┌─ RECORDS SUPPLIED
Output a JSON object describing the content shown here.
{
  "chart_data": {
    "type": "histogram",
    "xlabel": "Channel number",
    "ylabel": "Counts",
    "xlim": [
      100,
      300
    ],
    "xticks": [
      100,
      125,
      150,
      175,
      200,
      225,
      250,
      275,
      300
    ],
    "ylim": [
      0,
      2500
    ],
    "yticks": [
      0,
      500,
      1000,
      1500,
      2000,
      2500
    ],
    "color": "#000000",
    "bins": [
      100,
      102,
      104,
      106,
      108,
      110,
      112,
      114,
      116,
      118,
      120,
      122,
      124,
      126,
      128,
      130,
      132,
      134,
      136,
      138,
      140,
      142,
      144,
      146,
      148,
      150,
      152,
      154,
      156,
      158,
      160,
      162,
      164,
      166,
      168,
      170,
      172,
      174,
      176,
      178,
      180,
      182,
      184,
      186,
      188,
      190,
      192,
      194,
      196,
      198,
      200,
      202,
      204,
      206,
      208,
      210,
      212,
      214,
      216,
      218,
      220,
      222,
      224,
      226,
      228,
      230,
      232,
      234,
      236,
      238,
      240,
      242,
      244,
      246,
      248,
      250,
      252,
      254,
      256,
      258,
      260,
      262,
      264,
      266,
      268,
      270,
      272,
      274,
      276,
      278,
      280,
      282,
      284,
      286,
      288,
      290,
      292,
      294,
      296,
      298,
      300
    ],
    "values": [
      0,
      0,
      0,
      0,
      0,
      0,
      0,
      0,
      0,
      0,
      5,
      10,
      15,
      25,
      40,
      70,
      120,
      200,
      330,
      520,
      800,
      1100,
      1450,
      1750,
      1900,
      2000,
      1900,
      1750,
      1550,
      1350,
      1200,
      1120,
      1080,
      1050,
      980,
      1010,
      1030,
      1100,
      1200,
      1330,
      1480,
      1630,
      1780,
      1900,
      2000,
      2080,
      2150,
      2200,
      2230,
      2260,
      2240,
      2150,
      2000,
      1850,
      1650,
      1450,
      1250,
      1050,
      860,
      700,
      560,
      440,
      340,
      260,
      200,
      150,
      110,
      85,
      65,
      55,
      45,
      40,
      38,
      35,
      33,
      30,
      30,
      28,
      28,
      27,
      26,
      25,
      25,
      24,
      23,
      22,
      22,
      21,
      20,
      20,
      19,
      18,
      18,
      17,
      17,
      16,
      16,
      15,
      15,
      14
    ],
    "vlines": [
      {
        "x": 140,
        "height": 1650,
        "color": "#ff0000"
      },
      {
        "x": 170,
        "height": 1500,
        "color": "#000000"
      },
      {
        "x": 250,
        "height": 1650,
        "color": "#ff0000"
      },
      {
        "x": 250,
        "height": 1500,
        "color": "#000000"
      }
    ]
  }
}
└─
■ **GOAL**:
The records above should be repeated in full, exactly as given.

■ **REPLY TO THE TASK**:
Output a JSON object describing the content shown here.
{
  "chart_data": {
    "type": "histogram",
    "xlabel": "Channel number",
    "ylabel": "Counts",
    "xlim": [
      100,
      300
    ],
    "xticks": [
      100,
      125,
      150,
      175,
      200,
      225,
      250,
      275,
      300
    ],
    "ylim": [
      0,
      2500
    ],
    "yticks": [
      0,
      500,
      1000,
      1500,
      2000,
      2500
    ],
    "color": "#000000",
    "bins": [
      100,
      102,
      104,
      106,
      108,
      110,
      112,
      114,
      116,
      118,
      120,
      122,
      124,
      126,
      128,
      130,
      132,
      134,
      136,
      138,
      140,
      142,
      144,
      146,
      148,
      150,
      152,
      154,
      156,
      158,
      160,
      162,
      164,
      166,
      168,
      170,
      172,
      174,
      176,
      178,
      180,
      182,
      184,
      186,
      188,
      190,
      192,
      194,
      196,
      198,
      200,
      202,
      204,
      206,
      208,
      210,
      212,
      214,
      216,
      218,
      220,
      222,
      224,
      226,
      228,
      230,
      232,
      234,
      236,
      238,
      240,
      242,
      244,
      246,
      248,
      250,
      252,
      254,
      256,
      258,
      260,
      262,
      264,
      266,
      268,
      270,
      272,
      274,
      276,
      278,
      280,
      282,
      284,
      286,
      288,
      290,
      292,
      294,
      296,
      298,
      300
    ],
    "values": [
      0,
      0,
      0,
      0,
      0,
      0,
      0,
      0,
      0,
      0,
      5,
      10,
      15,
      25,
      40,
      70,
      120,
      200,
      330,
      520,
      800,
      1100,
      1450,
      1750,
      1900,
      2000,
      1900,
      1750,
      1550,
      1350,
      1200,
      1120,
      1080,
      1050,
      980,
      1010,
      1030,
      1100,
      1200,
      1330,
      1480,
      1630,
      1780,
      1900,
      2000,
      2080,
      2150,
      2200,
      2230,
      2260,
      2240,
      2150,
      2000,
      1850,
      1650,
      1450,
      1250,
      1050,
      860,
      700,
      560,
      440,
      340,
      260,
      200,
      150,
      110,
      85,
      65,
      55,
      45,
      40,
      38,
      35,
      33,
      30,
      30,
      28,
      28,
      27,
      26,
      25,
      25,
      24,
      23,
      22,
      22,
      21,
      20,
      20,
      19,
      18,
      18,
      17,
      17,
      16,
      16,
      15,
      15,
      14
    ],
    "vlines": [
      {
        "x": 140,
        "height": 1650,
        "color": "#ff0000"
      },
      {
        "x": 170,
        "height": 1500,
        "color": "#000000"
      },
      {
        "x": 250,
        "height": 1650,
        "color": "#ff0000"
      },
      {
        "x": 250,
        "height": 1500,
        "color": "#000000"
      }
    ]
  }
}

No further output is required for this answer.